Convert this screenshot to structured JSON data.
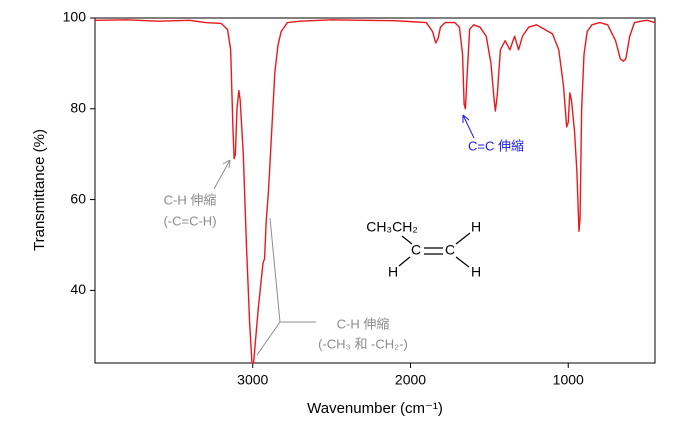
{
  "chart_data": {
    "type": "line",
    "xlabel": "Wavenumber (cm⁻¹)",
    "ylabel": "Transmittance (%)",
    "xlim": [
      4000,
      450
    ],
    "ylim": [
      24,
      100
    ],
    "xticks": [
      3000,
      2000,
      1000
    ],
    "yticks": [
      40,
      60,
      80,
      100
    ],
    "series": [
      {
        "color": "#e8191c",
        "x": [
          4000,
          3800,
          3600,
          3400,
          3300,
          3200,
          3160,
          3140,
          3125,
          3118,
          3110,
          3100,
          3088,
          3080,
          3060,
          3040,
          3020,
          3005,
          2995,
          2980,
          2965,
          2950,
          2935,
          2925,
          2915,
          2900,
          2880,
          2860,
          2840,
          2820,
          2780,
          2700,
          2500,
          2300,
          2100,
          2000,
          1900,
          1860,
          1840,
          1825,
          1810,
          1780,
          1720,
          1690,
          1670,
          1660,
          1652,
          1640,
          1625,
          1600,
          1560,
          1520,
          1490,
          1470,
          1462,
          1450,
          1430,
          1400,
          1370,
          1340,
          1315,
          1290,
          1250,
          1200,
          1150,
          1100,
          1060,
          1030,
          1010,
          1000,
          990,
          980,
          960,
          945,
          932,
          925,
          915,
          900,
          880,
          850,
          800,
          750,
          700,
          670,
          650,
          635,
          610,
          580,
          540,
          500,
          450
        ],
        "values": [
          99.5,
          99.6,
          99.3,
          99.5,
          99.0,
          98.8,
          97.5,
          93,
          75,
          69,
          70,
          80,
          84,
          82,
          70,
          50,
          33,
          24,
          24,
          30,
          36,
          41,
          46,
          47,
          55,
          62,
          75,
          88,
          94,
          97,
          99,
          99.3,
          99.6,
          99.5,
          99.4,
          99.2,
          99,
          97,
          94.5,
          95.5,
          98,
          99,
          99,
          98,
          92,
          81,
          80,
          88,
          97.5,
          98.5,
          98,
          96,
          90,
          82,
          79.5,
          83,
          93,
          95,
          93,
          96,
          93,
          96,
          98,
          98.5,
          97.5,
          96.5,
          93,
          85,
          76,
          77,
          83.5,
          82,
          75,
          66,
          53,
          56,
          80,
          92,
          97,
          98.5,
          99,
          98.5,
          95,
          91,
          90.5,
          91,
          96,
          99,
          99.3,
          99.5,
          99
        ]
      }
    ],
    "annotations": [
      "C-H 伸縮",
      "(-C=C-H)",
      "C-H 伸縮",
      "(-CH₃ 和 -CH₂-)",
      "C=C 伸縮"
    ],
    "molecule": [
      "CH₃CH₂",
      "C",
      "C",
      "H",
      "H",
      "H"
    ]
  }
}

:::::

→ **WHAT YOU HAVE TO DO**:
Restate each entry word for word, please, but drop any images it holds.

→ **PROBLEM SOLUTION**:
Convert this screenshot to structured JSON data.
{
  "chart_data": {
    "type": "line",
    "xlabel": "Wavenumber (cm⁻¹)",
    "ylabel": "Transmittance (%)",
    "xlim": [
      4000,
      450
    ],
    "ylim": [
      24,
      100
    ],
    "xticks": [
      3000,
      2000,
      1000
    ],
    "yticks": [
      40,
      60,
      80,
      100
    ],
    "series": [
      {
        "color": "#e8191c",
        "x": [
          4000,
          3800,
          3600,
          3400,
          3300,
          3200,
          3160,
          3140,
          3125,
          3118,
          3110,
          3100,
          3088,
          3080,
          3060,
          3040,
          3020,
          3005,
          2995,
          2980,
          2965,
          2950,
          2935,
          2925,
          2915,
          2900,
          2880,
          2860,
          2840,
          2820,
          2780,
          2700,
          2500,
          2300,
          2100,
          2000,
          1900,
          1860,
          1840,
          1825,
          1810,
          1780,
          1720,
          1690,
          1670,
          1660,
          1652,
          1640,
          1625,
          1600,
          1560,
          1520,
          1490,
          1470,
          1462,
          1450,
          1430,
          1400,
          1370,
          1340,
          1315,
          1290,
          1250,
          1200,
          1150,
          1100,
          1060,
          1030,
          1010,
          1000,
          990,
          980,
          960,
          945,
          932,
          925,
          915,
          900,
          880,
          850,
          800,
          750,
          700,
          670,
          650,
          635,
          610,
          580,
          540,
          500,
          450
        ],
        "values": [
          99.5,
          99.6,
          99.3,
          99.5,
          99.0,
          98.8,
          97.5,
          93,
          75,
          69,
          70,
          80,
          84,
          82,
          70,
          50,
          33,
          24,
          24,
          30,
          36,
          41,
          46,
          47,
          55,
          62,
          75,
          88,
          94,
          97,
          99,
          99.3,
          99.6,
          99.5,
          99.4,
          99.2,
          99,
          97,
          94.5,
          95.5,
          98,
          99,
          99,
          98,
          92,
          81,
          80,
          88,
          97.5,
          98.5,
          98,
          96,
          90,
          82,
          79.5,
          83,
          93,
          95,
          93,
          96,
          93,
          96,
          98,
          98.5,
          97.5,
          96.5,
          93,
          85,
          76,
          77,
          83.5,
          82,
          75,
          66,
          53,
          56,
          80,
          92,
          97,
          98.5,
          99,
          98.5,
          95,
          91,
          90.5,
          91,
          96,
          99,
          99.3,
          99.5,
          99
        ]
      }
    ],
    "annotations": [
      "C-H 伸縮",
      "(-C=C-H)",
      "C-H 伸縮",
      "(-CH₃ 和 -CH₂-)",
      "C=C 伸縮"
    ],
    "molecule": [
      "CH₃CH₂",
      "C",
      "C",
      "H",
      "H",
      "H"
    ]
  }
}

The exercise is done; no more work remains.